──────── The data

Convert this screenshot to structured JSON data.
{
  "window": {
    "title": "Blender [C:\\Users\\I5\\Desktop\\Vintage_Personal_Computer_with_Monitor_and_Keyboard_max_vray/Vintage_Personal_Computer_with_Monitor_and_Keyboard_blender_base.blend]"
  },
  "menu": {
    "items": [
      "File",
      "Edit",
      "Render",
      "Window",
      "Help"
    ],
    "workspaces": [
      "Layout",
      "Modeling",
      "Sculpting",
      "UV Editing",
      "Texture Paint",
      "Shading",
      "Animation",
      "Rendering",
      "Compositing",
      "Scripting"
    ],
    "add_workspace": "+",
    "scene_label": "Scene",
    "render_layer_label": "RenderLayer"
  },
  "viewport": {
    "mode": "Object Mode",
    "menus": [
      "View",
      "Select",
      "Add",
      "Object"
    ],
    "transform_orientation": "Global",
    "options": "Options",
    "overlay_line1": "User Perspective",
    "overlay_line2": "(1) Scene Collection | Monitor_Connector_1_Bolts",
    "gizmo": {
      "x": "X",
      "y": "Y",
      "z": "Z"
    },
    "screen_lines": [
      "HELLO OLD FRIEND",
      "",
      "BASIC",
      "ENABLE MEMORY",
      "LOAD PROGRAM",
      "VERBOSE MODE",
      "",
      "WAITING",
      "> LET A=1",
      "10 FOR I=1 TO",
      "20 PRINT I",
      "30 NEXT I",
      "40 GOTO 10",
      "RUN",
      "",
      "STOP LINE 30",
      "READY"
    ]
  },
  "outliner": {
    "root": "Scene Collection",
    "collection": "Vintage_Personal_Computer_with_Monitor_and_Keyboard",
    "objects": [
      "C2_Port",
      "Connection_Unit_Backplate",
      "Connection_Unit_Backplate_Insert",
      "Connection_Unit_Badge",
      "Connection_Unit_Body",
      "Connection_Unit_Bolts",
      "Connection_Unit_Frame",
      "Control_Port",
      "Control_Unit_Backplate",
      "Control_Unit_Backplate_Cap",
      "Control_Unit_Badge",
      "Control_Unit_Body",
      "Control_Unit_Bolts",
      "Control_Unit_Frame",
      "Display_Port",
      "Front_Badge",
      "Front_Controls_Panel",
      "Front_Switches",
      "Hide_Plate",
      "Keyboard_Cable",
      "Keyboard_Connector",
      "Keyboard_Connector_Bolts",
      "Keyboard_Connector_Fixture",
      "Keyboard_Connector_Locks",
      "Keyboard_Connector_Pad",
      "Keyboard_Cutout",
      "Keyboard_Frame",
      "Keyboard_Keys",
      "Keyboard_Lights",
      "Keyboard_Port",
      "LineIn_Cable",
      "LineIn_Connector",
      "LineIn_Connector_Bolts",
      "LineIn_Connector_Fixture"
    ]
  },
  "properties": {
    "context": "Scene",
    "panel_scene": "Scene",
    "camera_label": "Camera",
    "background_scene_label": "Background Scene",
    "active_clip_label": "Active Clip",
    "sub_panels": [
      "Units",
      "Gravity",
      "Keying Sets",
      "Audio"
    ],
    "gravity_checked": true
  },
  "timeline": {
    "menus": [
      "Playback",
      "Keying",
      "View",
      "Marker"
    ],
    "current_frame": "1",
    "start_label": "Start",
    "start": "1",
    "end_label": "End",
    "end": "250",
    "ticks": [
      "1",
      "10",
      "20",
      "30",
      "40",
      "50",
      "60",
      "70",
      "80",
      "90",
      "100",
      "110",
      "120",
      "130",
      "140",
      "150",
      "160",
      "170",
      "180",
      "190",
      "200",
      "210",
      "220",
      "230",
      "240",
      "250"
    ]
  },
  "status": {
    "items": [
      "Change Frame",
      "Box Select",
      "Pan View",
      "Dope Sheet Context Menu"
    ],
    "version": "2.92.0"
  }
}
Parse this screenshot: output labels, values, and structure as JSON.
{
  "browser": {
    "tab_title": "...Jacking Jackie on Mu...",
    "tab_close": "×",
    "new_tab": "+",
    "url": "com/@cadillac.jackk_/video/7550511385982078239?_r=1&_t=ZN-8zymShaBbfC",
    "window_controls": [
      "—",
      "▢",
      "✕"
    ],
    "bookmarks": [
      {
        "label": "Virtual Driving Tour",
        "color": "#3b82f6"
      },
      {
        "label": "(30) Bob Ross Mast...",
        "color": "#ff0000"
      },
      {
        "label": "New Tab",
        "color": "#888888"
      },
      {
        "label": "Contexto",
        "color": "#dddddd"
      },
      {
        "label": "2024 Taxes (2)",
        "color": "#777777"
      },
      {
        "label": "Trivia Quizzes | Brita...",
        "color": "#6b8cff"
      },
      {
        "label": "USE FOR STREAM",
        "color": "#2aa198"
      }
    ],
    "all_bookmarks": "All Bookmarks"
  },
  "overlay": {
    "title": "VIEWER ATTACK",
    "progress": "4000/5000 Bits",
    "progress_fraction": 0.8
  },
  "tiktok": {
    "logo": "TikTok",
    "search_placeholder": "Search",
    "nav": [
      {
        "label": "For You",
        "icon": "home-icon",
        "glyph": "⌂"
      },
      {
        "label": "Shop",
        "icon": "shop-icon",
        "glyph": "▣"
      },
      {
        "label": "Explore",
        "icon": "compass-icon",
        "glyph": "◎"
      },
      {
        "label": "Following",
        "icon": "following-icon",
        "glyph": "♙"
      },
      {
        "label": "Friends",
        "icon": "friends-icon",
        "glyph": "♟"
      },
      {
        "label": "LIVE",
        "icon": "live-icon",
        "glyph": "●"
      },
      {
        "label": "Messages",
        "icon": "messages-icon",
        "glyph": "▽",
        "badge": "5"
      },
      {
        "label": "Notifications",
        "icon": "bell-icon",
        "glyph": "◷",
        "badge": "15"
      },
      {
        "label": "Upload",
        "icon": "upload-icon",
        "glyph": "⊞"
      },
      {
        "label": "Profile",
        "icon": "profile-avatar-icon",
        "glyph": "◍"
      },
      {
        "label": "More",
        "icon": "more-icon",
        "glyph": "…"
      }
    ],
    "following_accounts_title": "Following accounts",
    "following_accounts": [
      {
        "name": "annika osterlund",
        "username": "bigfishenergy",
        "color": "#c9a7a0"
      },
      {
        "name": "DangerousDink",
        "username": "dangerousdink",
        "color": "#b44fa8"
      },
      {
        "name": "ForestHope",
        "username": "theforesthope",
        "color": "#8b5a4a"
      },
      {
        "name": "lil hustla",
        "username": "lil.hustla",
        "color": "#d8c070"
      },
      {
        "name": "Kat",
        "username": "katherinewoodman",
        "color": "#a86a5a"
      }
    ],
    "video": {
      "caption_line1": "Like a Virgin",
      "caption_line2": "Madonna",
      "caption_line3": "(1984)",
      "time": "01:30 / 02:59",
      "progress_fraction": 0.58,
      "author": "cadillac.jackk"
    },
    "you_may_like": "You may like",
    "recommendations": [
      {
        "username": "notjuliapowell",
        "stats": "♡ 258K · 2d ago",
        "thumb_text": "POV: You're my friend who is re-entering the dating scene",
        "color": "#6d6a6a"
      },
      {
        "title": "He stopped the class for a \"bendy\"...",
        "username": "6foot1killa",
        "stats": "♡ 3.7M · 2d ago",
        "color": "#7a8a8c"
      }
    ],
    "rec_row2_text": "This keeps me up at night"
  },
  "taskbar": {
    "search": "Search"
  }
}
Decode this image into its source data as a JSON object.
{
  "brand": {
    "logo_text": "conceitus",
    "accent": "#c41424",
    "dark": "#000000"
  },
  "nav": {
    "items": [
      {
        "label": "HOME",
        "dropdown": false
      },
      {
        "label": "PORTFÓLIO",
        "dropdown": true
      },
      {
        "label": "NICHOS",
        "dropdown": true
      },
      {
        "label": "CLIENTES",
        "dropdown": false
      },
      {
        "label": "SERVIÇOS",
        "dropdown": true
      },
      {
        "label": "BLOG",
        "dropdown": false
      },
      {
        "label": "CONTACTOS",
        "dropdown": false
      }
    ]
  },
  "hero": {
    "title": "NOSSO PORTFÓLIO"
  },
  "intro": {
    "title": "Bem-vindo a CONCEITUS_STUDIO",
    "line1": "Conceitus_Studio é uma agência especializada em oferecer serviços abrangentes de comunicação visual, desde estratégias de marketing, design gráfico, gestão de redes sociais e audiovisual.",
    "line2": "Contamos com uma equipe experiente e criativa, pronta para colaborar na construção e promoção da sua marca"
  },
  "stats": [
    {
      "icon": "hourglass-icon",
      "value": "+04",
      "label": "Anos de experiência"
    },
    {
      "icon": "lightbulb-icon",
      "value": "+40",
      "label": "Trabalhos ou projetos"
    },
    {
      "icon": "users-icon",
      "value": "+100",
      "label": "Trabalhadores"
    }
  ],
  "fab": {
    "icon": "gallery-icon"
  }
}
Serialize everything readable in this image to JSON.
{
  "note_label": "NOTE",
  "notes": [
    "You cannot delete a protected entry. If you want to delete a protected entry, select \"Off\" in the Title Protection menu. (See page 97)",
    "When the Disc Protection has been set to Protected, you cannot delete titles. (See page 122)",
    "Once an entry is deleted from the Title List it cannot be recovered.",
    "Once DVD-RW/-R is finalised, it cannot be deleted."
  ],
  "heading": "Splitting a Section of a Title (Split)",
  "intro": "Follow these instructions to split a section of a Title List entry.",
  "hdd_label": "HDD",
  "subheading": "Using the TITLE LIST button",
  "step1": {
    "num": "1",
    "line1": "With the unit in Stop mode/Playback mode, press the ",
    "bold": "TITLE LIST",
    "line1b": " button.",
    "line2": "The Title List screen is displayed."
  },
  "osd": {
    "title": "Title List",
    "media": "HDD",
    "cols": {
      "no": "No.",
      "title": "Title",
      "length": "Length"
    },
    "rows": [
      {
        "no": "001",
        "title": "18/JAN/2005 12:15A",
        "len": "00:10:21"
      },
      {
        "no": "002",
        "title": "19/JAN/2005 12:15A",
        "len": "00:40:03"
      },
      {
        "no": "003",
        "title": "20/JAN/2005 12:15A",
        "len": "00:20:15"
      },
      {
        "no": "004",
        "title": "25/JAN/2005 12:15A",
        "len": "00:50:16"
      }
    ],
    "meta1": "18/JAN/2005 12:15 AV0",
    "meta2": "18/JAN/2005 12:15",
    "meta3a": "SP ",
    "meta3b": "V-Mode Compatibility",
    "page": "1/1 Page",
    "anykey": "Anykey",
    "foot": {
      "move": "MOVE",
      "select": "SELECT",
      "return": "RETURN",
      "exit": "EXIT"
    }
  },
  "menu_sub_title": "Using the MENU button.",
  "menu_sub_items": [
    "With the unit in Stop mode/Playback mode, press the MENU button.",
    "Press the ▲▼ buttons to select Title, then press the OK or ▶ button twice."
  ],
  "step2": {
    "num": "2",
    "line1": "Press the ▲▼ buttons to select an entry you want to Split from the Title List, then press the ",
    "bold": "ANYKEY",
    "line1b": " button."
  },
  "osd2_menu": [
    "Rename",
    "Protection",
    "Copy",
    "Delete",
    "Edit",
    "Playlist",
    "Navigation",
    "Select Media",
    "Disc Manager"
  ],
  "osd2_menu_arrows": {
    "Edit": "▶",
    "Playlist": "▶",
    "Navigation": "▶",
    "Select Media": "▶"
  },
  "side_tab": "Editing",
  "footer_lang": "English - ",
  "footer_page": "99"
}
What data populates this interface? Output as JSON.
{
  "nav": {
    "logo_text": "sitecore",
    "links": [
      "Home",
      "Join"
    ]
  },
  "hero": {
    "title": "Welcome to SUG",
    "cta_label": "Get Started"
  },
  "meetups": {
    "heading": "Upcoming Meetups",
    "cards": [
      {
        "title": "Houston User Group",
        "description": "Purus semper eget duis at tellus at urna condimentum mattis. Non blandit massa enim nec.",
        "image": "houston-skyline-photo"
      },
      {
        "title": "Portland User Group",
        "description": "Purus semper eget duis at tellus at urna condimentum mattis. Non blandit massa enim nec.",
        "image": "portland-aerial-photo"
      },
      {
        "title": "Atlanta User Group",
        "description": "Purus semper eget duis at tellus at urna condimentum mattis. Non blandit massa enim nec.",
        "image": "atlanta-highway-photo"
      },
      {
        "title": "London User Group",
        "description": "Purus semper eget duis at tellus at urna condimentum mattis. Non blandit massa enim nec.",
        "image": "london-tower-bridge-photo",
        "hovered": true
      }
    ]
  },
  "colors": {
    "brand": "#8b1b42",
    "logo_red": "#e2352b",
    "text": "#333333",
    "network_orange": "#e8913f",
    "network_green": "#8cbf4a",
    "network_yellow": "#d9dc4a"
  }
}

────────────────

# Exercise goal:
Pick out every line above that contains the word "buttons" and copy it.

# The result:
    "Press the ▲▼ buttons to select Title, then press the OK or ▶ button twice."
    "line1": "Press the ▲▼ buttons to select an entry you want to Split from the Title List, then press the ",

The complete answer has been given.